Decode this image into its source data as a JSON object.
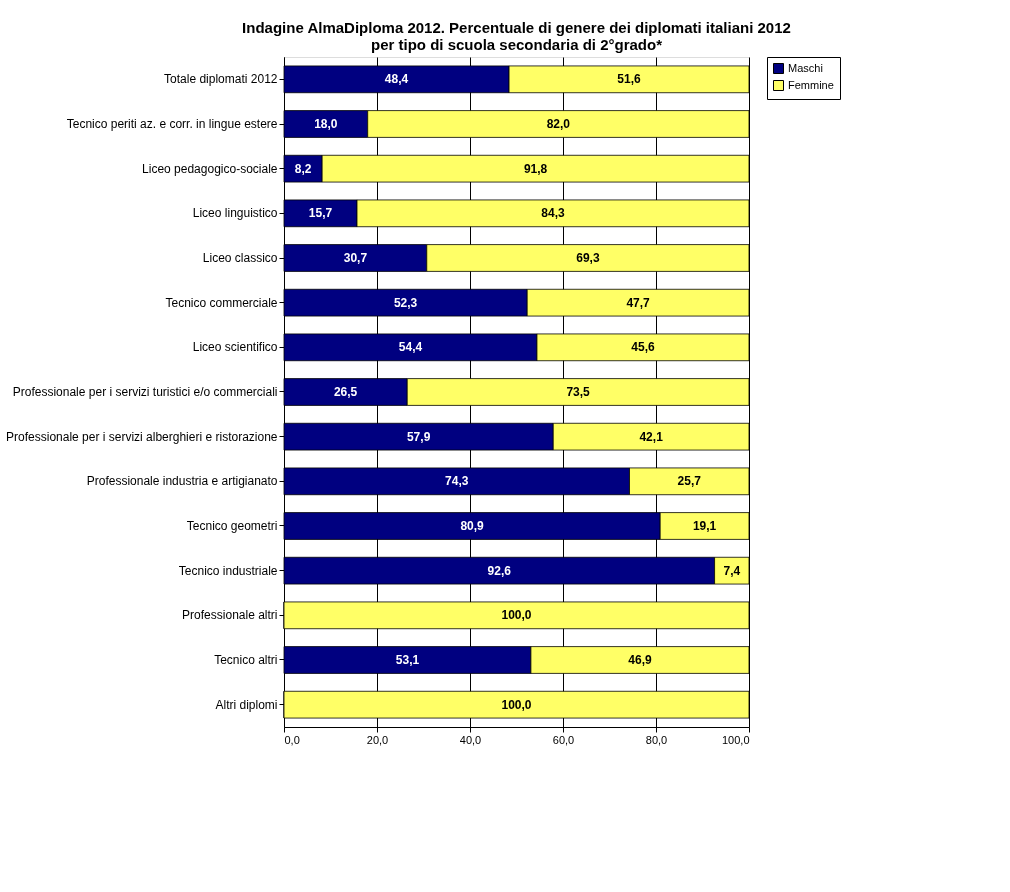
{
  "chart_data": {
    "type": "bar",
    "orientation": "horizontal",
    "stacked": true,
    "title": [
      "Indagine AlmaDiploma 2012. Percentuale di genere dei diplomati italiani 2012",
      "per tipo di scuola secondaria di 2°grado*"
    ],
    "categories": [
      "Totale diplomati 2012",
      "Tecnico periti az. e corr. in lingue estere",
      "Liceo pedagogico-sociale",
      "Liceo linguistico",
      "Liceo classico",
      "Tecnico commerciale",
      "Liceo scientifico",
      "Professionale per i servizi turistici e/o commerciali",
      "Professionale per i servizi alberghieri e ristorazione",
      "Professionale industria e artigianato",
      "Tecnico geometri",
      "Tecnico industriale",
      "Professionale altri",
      "Tecnico altri",
      "Altri diplomi"
    ],
    "series": [
      {
        "name": "Maschi",
        "color": "#000080",
        "values": [
          48.4,
          18.0,
          8.2,
          15.7,
          30.7,
          52.3,
          54.4,
          26.5,
          57.9,
          74.3,
          80.9,
          92.6,
          0,
          53.1,
          0
        ],
        "value_labels": [
          "48,4",
          "18,0",
          "8,2",
          "15,7",
          "30,7",
          "52,3",
          "54,4",
          "26,5",
          "57,9",
          "74,3",
          "80,9",
          "92,6",
          null,
          "53,1",
          null
        ]
      },
      {
        "name": "Femmine",
        "color": "#ffff66",
        "values": [
          51.6,
          82.0,
          91.8,
          84.3,
          69.3,
          47.7,
          45.6,
          73.5,
          42.1,
          25.7,
          19.1,
          7.4,
          100.0,
          46.9,
          100.0
        ],
        "value_labels": [
          "51,6",
          "82,0",
          "91,8",
          "84,3",
          "69,3",
          "47,7",
          "45,6",
          "73,5",
          "42,1",
          "25,7",
          "19,1",
          "7,4",
          "100,0",
          "46,9",
          "100,0"
        ]
      }
    ],
    "xlim": [
      0,
      100
    ],
    "xticks": [
      {
        "value": 0,
        "label": "0,0"
      },
      {
        "value": 20,
        "label": "20,0"
      },
      {
        "value": 40,
        "label": "40,0"
      },
      {
        "value": 60,
        "label": "60,0"
      },
      {
        "value": 80,
        "label": "80,0"
      },
      {
        "value": 100,
        "label": "100,0"
      }
    ],
    "grid": "x",
    "legend": "right"
  }
}
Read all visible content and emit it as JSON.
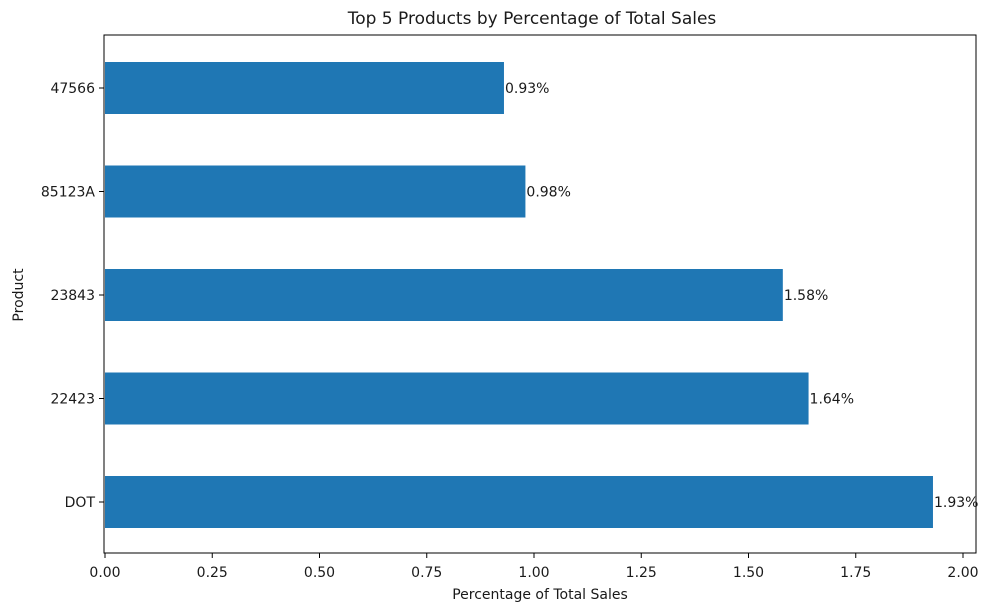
{
  "chart_data": {
    "type": "bar",
    "orientation": "horizontal",
    "title": "Top 5 Products by Percentage of Total Sales",
    "xlabel": "Percentage of Total Sales",
    "ylabel": "Product",
    "categories": [
      "DOT",
      "22423",
      "23843",
      "85123A",
      "47566"
    ],
    "values": [
      1.93,
      1.64,
      1.58,
      0.98,
      0.93
    ],
    "data_labels": [
      "1.93%",
      "1.64%",
      "1.58%",
      "0.98%",
      "0.93%"
    ],
    "xlim": [
      0,
      2.0
    ],
    "xticks": [
      0.0,
      0.25,
      0.5,
      0.75,
      1.0,
      1.25,
      1.5,
      1.75,
      2.0
    ],
    "xtick_labels": [
      "0.00",
      "0.25",
      "0.50",
      "0.75",
      "1.00",
      "1.25",
      "1.50",
      "1.75",
      "2.00"
    ],
    "grid": false,
    "legend": "none",
    "bar_color": "#1f77b4"
  }
}
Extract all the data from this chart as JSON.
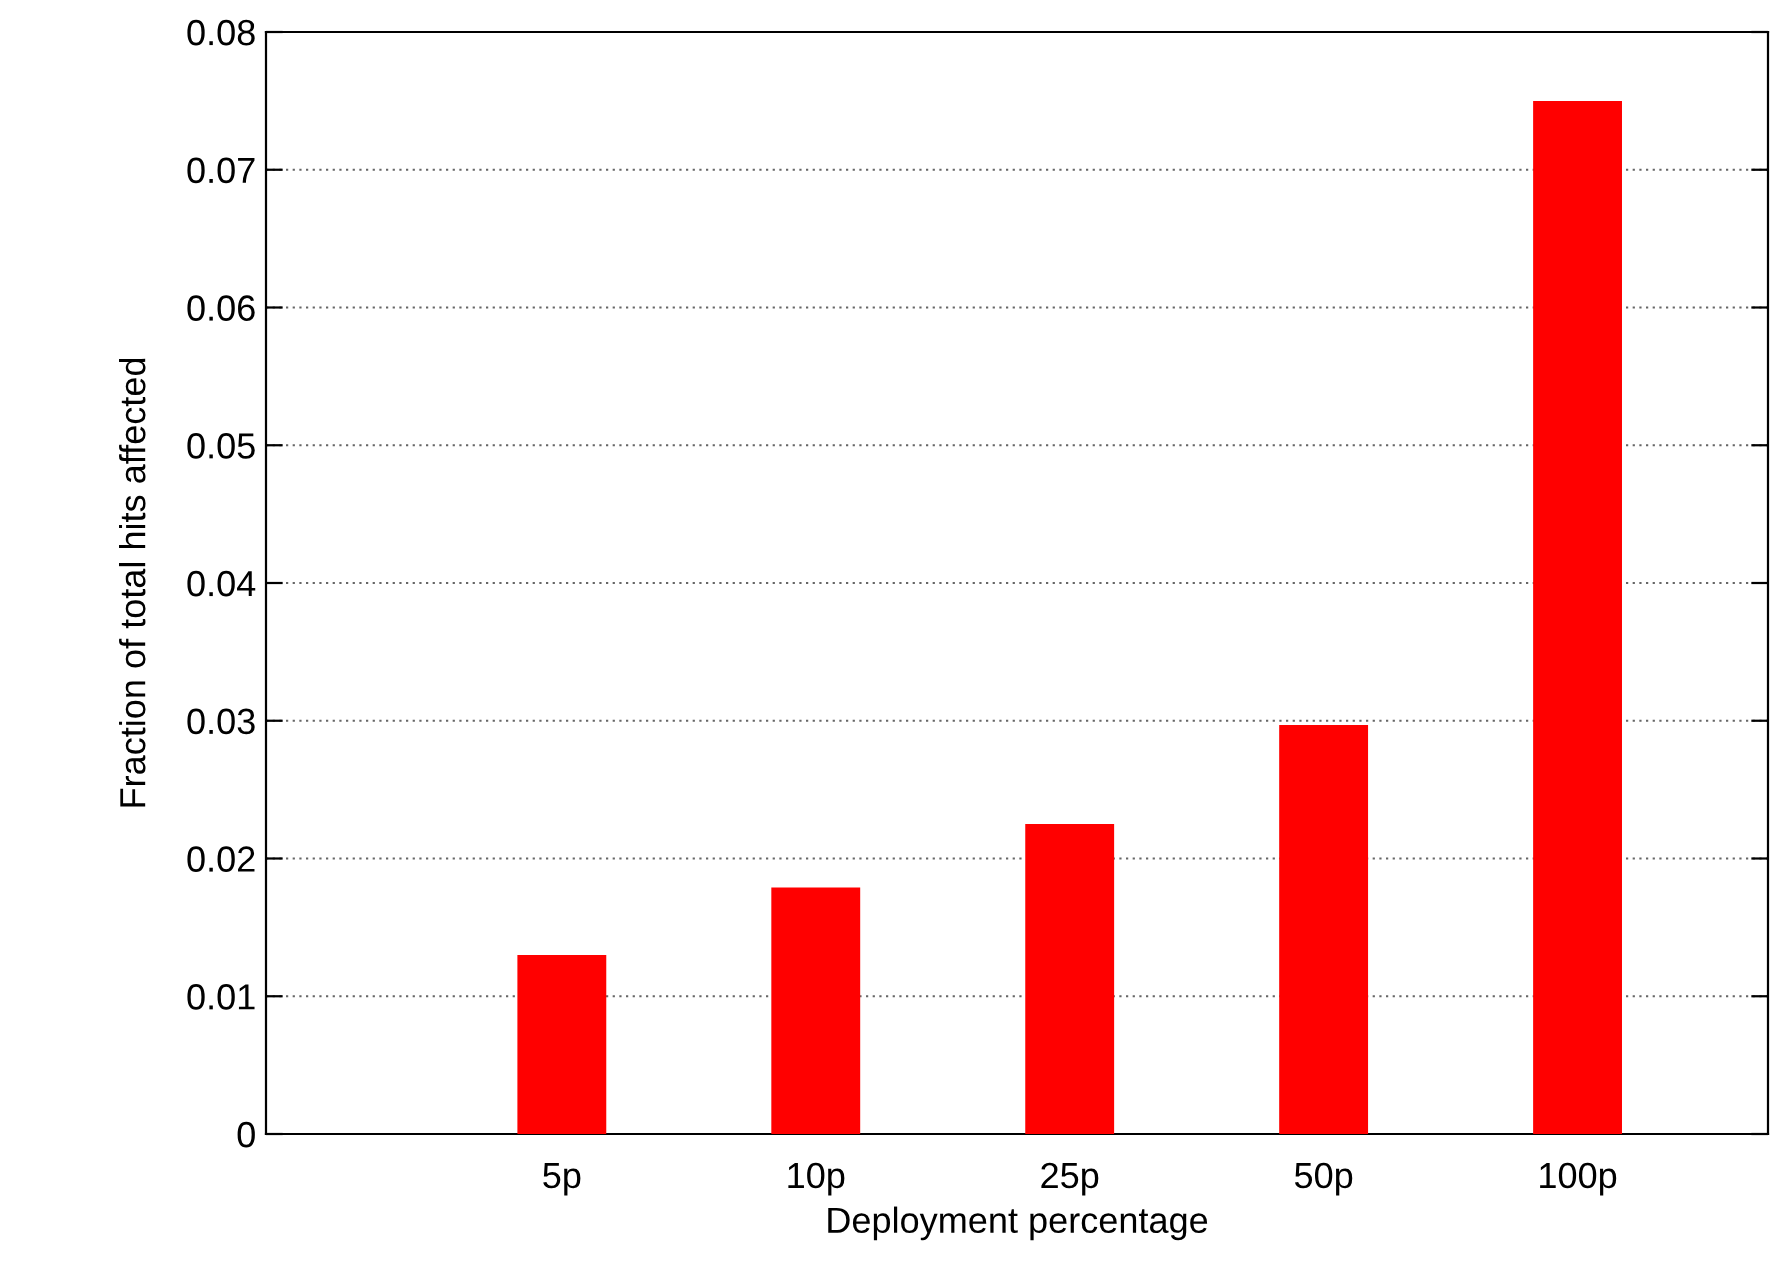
{
  "chart_data": {
    "type": "bar",
    "xlabel": "Deployment percentage",
    "ylabel": "Fraction of total hits affected",
    "categories": [
      "5p",
      "10p",
      "25p",
      "50p",
      "100p"
    ],
    "values": [
      0.013,
      0.0179,
      0.0225,
      0.0297,
      0.075
    ],
    "color": "#ff0000",
    "ylim": [
      0,
      0.08
    ],
    "yticks": [
      0,
      0.01,
      0.02,
      0.03,
      0.04,
      0.05,
      0.06,
      0.07,
      0.08
    ],
    "grid": "y"
  }
}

• **TASK REQUIREMENTS**: Make an exact copy of the data, leaving its pictures out.

• **EXERCISE ANSWER**:
Decode this image into its source data as a JSON object.
{
  "chart_data": {
    "type": "bar",
    "orientation": "horizontal",
    "stacked": true,
    "title": [
      "Indagine AlmaDiploma 2012. Percentuale di genere dei diplomati italiani 2012",
      "per tipo di scuola secondaria di 2°grado*"
    ],
    "categories": [
      "Totale diplomati 2012",
      "Tecnico periti az. e corr. in lingue estere",
      "Liceo pedagogico-sociale",
      "Liceo linguistico",
      "Liceo classico",
      "Tecnico commerciale",
      "Liceo scientifico",
      "Professionale per i servizi turistici e/o commerciali",
      "Professionale per i servizi alberghieri e ristorazione",
      "Professionale industria e artigianato",
      "Tecnico geometri",
      "Tecnico industriale",
      "Professionale altri",
      "Tecnico altri",
      "Altri diplomi"
    ],
    "series": [
      {
        "name": "Maschi",
        "color": "#000080",
        "values": [
          48.4,
          18.0,
          8.2,
          15.7,
          30.7,
          52.3,
          54.4,
          26.5,
          57.9,
          74.3,
          80.9,
          92.6,
          0,
          53.1,
          0
        ],
        "value_labels": [
          "48,4",
          "18,0",
          "8,2",
          "15,7",
          "30,7",
          "52,3",
          "54,4",
          "26,5",
          "57,9",
          "74,3",
          "80,9",
          "92,6",
          null,
          "53,1",
          null
        ]
      },
      {
        "name": "Femmine",
        "color": "#ffff66",
        "values": [
          51.6,
          82.0,
          91.8,
          84.3,
          69.3,
          47.7,
          45.6,
          73.5,
          42.1,
          25.7,
          19.1,
          7.4,
          100.0,
          46.9,
          100.0
        ],
        "value_labels": [
          "51,6",
          "82,0",
          "91,8",
          "84,3",
          "69,3",
          "47,7",
          "45,6",
          "73,5",
          "42,1",
          "25,7",
          "19,1",
          "7,4",
          "100,0",
          "46,9",
          "100,0"
        ]
      }
    ],
    "xlim": [
      0,
      100
    ],
    "xticks": [
      {
        "value": 0,
        "label": "0,0"
      },
      {
        "value": 20,
        "label": "20,0"
      },
      {
        "value": 40,
        "label": "40,0"
      },
      {
        "value": 60,
        "label": "60,0"
      },
      {
        "value": 80,
        "label": "80,0"
      },
      {
        "value": 100,
        "label": "100,0"
      }
    ],
    "grid": "x",
    "legend": "right"
  }
}
Read all visible content and emit it as JSON.
{
  "chart_data": {
    "type": "bar",
    "orientation": "horizontal",
    "title": "Top 5 Products by Percentage of Total Sales",
    "xlabel": "Percentage of Total Sales",
    "ylabel": "Product",
    "categories": [
      "DOT",
      "22423",
      "23843",
      "85123A",
      "47566"
    ],
    "values": [
      1.93,
      1.64,
      1.58,
      0.98,
      0.93
    ],
    "data_labels": [
      "1.93%",
      "1.64%",
      "1.58%",
      "0.98%",
      "0.93%"
    ],
    "xlim": [
      0,
      2.0
    ],
    "xticks": [
      0.0,
      0.25,
      0.5,
      0.75,
      1.0,
      1.25,
      1.5,
      1.75,
      2.0
    ],
    "xtick_labels": [
      "0.00",
      "0.25",
      "0.50",
      "0.75",
      "1.00",
      "1.25",
      "1.50",
      "1.75",
      "2.00"
    ],
    "grid": false,
    "legend": "none",
    "bar_color": "#1f77b4"
  }
}
Extract all the data from this chart as JSON.
{
  "chart_data": {
    "type": "bar",
    "xlabel": "Deployment percentage",
    "ylabel": "Fraction of total hits affected",
    "categories": [
      "5p",
      "10p",
      "25p",
      "50p",
      "100p"
    ],
    "values": [
      0.013,
      0.0179,
      0.0225,
      0.0297,
      0.075
    ],
    "color": "#ff0000",
    "ylim": [
      0,
      0.08
    ],
    "yticks": [
      0,
      0.01,
      0.02,
      0.03,
      0.04,
      0.05,
      0.06,
      0.07,
      0.08
    ],
    "grid": "y"
  }
}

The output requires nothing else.